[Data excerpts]
* * * * * * * * *

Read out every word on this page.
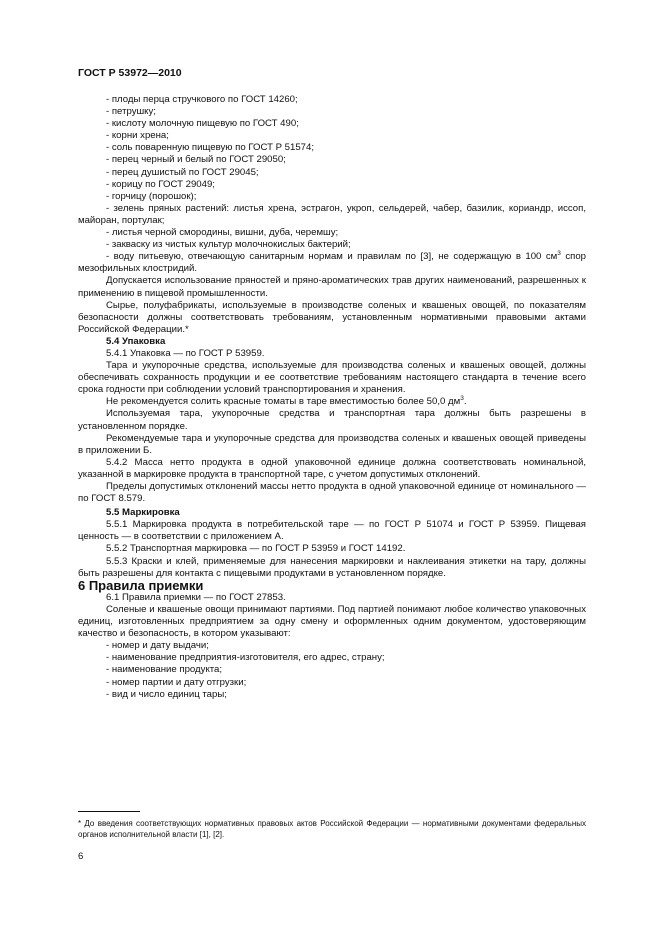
ГОСТ Р 53972—2010

- плоды перца стручкового по ГОСТ 14260;

- петрушку;

- кислоту молочную пищевую по ГОСТ 490;

- корни хрена;

- соль поваренную пищевую по ГОСТ Р 51574;

- перец черный и белый по ГОСТ 29050;

- перец душистый по ГОСТ 29045;

- корицу по ГОСТ 29049;

- горчицу (порошок);

- зелень пряных растений: листья хрена, эстрагон, укроп, сельдерей, чабер, базилик, кориандр, иссоп, майоран, портулак;

- листья черной смородины, вишни, дуба, черемшу;

- закваску из чистых культур молочнокислых бактерий;

- воду питьевую, отвечающую санитарным нормам и правилам по [3], не содержащую в 100 $см^3$ спор мезофильных клостридий.

Допускается использование пряностей и пряно-ароматических трав других наименований, разрешенных к применению в пищевой промышленности.

Сырье, полуфабрикаты, используемые в производстве соленых и квашеных овощей, по показателям безопасности должны соответствовать требованиям, установленным нормативными правовыми актами Российской Федерации.*

5.4 Упаковка

5.4.1 Упаковка — по ГОСТ Р 53959.

Тара и укупорочные средства, используемые для производства соленых и квашеных овощей, должны обеспечивать сохранность продукции и ее соответствие требованиям настоящего стандарта в течение всего срока годности при соблюдении условий транспортирования и хранения.

Не рекомендуется солить красные томаты в таре вместимостью более 50,0 $дм^3$.

Используемая тара, укупорочные средства и транспортная тара должны быть разрешены в установленном порядке.

Рекомендуемые тара и укупорочные средства для производства соленых и квашеных овощей приведены в приложении Б.

5.4.2 Масса нетто продукта в одной упаковочной единице должна соответствовать номинальной, указанной в маркировке продукта в транспортной таре, с учетом допустимых отклонений.

Пределы допустимых отклонений массы нетто продукта в одной упаковочной единице от номинального — по ГОСТ 8.579.

5.5 Маркировка

5.5.1 Маркировка продукта в потребительской таре — по ГОСТ Р 51074 и ГОСТ Р 53959. Пищевая ценность — в соответствии с приложением А.

5.5.2 Транспортная маркировка — по ГОСТ Р 53959 и ГОСТ 14192.

5.5.3 Краски и клей, применяемые для нанесения маркировки и наклеивания этикетки на тару, должны быть разрешены для контакта с пищевыми продуктами в установленном порядке.

6 Правила приемки

6.1 Правила приемки — по ГОСТ 27853.

Соленые и квашеные овощи принимают партиями. Под партией понимают любое количество упаковочных единиц, изготовленных предприятием за одну смену и оформленных одним документом, удостоверяющим качество и безопасность, в котором указывают:

- номер и дату выдачи;

- наименование предприятия-изготовителя, его адрес, страну;

- наименование продукта;

- номер партии и дату отгрузки;

- вид и число единиц тары;

* До введения соответствующих нормативных правовых актов Российской Федерации — нормативными документами федеральных органов исполнительной власти [1], [2].
6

* * * * * * * * *

▶ Work instructions: Look for the word "пищевую" in every line of the listing and copy the lines that have it.

▶ Solution to this problem:
- кислоту молочную пищевую по ГОСТ 490;
- соль поваренную пищевую по ГОСТ Р 51574;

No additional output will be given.